What is being asked:
Go through the listing and copy each line with the string "instinto".

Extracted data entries
§
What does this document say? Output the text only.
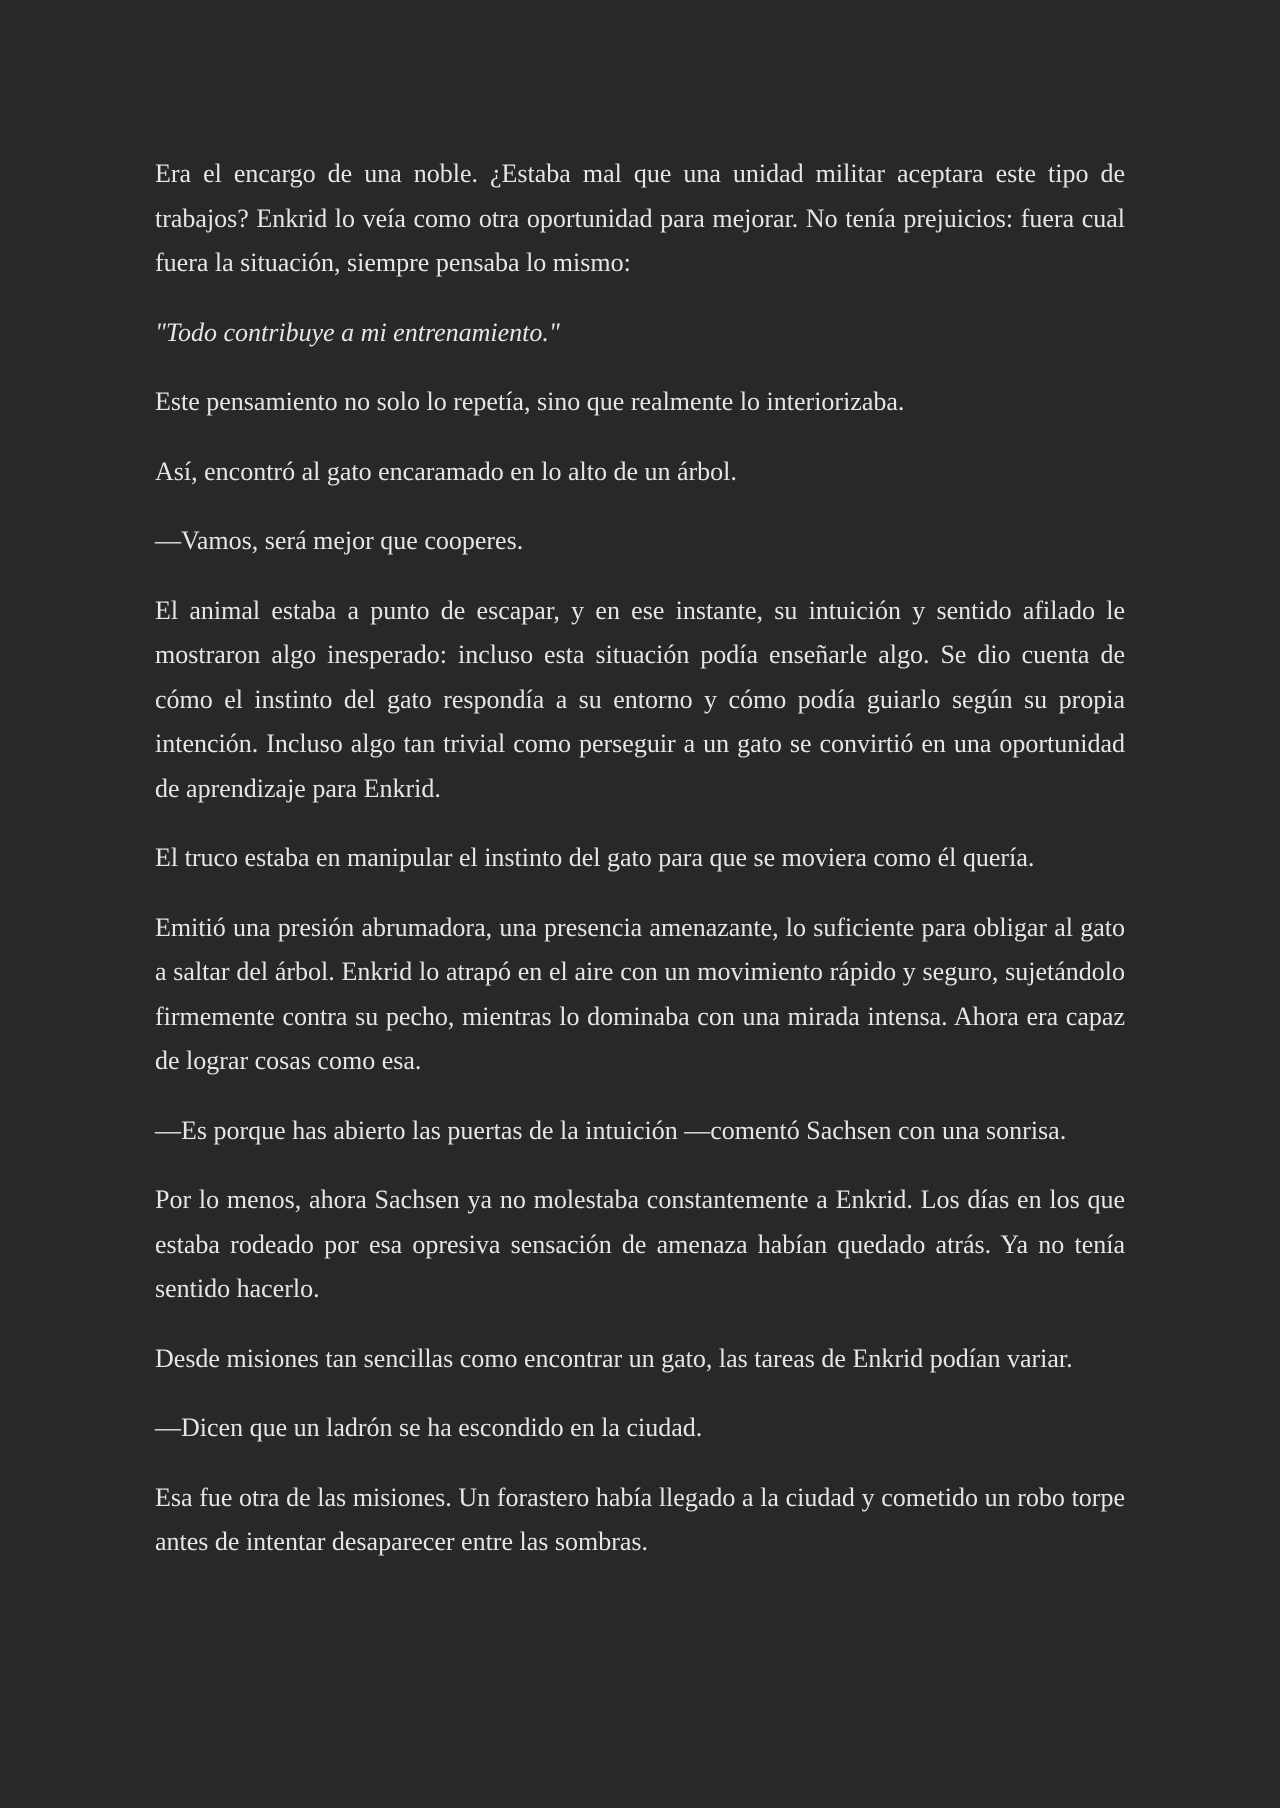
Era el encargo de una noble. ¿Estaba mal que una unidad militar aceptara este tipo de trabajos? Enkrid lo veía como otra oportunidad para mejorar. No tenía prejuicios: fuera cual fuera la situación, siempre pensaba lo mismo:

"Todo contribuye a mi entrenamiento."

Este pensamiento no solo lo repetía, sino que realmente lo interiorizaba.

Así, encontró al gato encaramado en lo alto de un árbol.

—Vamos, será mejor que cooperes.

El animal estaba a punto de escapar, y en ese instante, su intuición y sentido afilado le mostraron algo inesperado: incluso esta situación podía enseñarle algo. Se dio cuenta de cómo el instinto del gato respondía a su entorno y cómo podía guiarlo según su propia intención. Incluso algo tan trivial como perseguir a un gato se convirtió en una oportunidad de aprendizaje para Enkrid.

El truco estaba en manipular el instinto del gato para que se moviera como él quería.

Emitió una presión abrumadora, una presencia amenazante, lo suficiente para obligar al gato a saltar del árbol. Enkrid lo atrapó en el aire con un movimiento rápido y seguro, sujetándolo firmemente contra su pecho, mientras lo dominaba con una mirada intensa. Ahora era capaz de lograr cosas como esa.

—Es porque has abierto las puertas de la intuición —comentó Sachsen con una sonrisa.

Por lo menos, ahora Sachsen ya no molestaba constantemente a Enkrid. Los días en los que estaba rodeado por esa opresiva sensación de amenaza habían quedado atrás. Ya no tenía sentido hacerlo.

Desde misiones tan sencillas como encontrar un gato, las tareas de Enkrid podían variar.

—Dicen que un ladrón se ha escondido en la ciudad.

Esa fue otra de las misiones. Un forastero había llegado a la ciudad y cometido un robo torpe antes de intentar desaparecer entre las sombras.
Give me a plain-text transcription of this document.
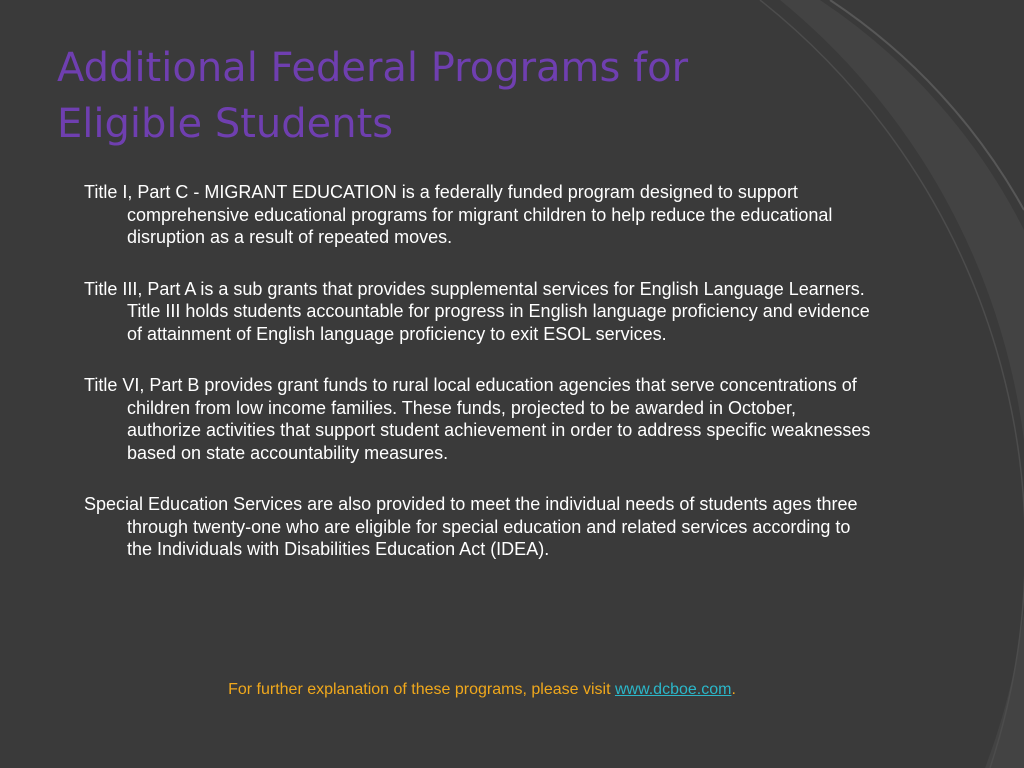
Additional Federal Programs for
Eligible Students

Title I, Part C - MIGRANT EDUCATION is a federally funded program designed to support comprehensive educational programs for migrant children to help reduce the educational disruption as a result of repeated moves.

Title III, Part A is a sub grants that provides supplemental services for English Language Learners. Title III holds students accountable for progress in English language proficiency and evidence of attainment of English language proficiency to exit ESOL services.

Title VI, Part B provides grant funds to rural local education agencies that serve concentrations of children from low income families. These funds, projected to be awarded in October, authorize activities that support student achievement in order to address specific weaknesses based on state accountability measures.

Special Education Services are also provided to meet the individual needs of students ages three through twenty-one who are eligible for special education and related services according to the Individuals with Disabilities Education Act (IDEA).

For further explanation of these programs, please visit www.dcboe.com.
§
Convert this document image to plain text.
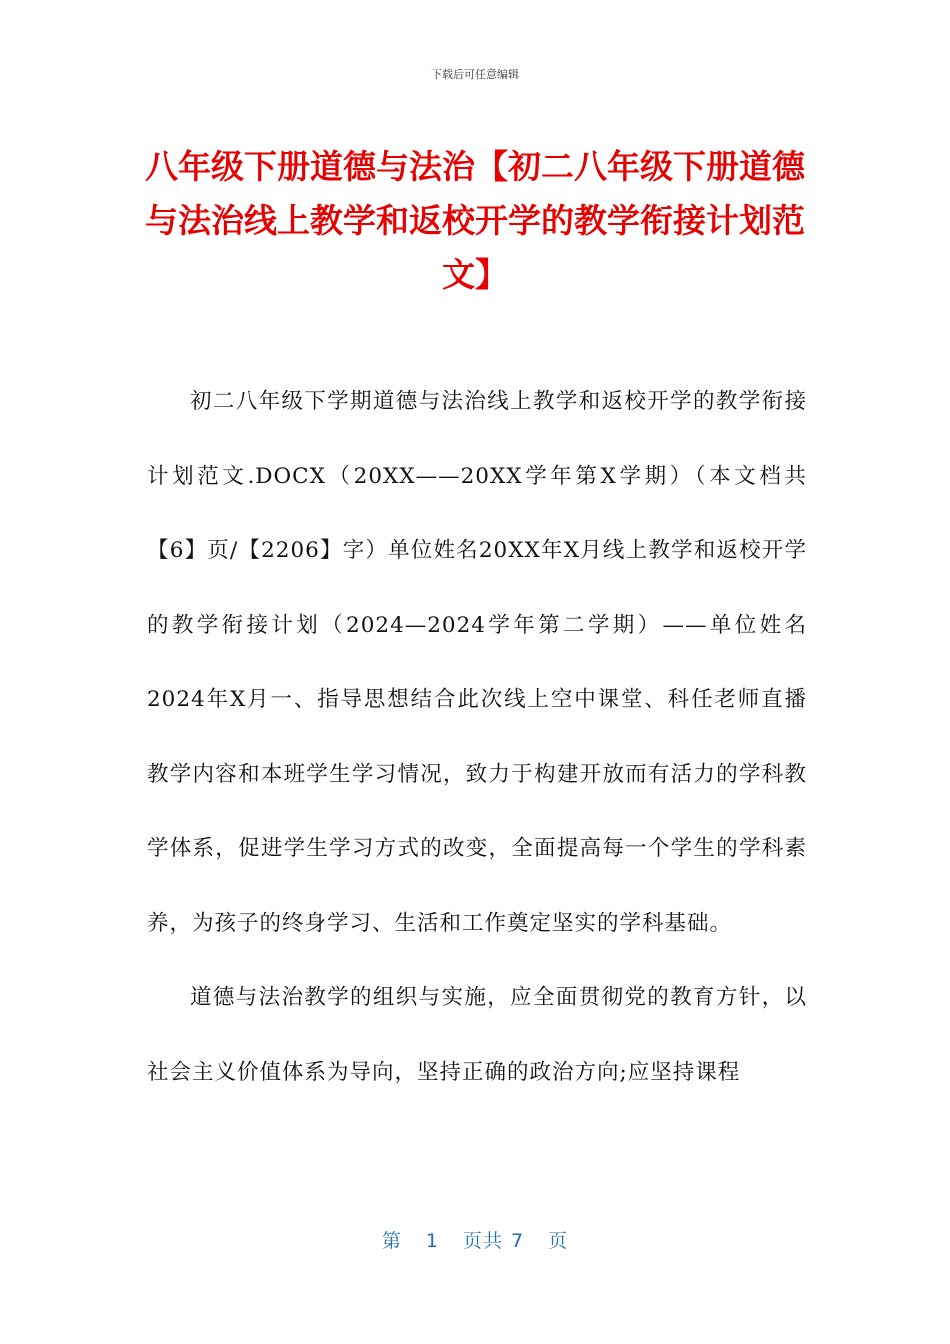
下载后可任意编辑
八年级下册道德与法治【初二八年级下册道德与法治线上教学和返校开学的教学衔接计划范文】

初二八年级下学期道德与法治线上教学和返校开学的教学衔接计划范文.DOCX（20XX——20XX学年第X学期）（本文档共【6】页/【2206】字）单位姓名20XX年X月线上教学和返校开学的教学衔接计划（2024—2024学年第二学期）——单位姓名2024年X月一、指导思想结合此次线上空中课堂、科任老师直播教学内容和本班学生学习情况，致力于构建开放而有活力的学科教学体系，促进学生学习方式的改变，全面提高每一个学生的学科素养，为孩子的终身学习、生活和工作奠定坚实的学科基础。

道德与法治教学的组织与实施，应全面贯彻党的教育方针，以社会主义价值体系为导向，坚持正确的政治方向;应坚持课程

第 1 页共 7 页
§
Task answer:
El animal estaba a punto de escapar, y en ese instante, su intuición y sentido afilado le mostraron algo inesperado: incluso esta situación podía enseñarle algo. Se dio cuenta de cómo el instinto del gato respondía a su entorno y cómo podía guiarlo según su propia intención. Incluso algo tan trivial como perseguir a un gato se convirtió en una oportunidad de aprendizaje para Enkrid.
El truco estaba en manipular el instinto del gato para que se moviera como él quería.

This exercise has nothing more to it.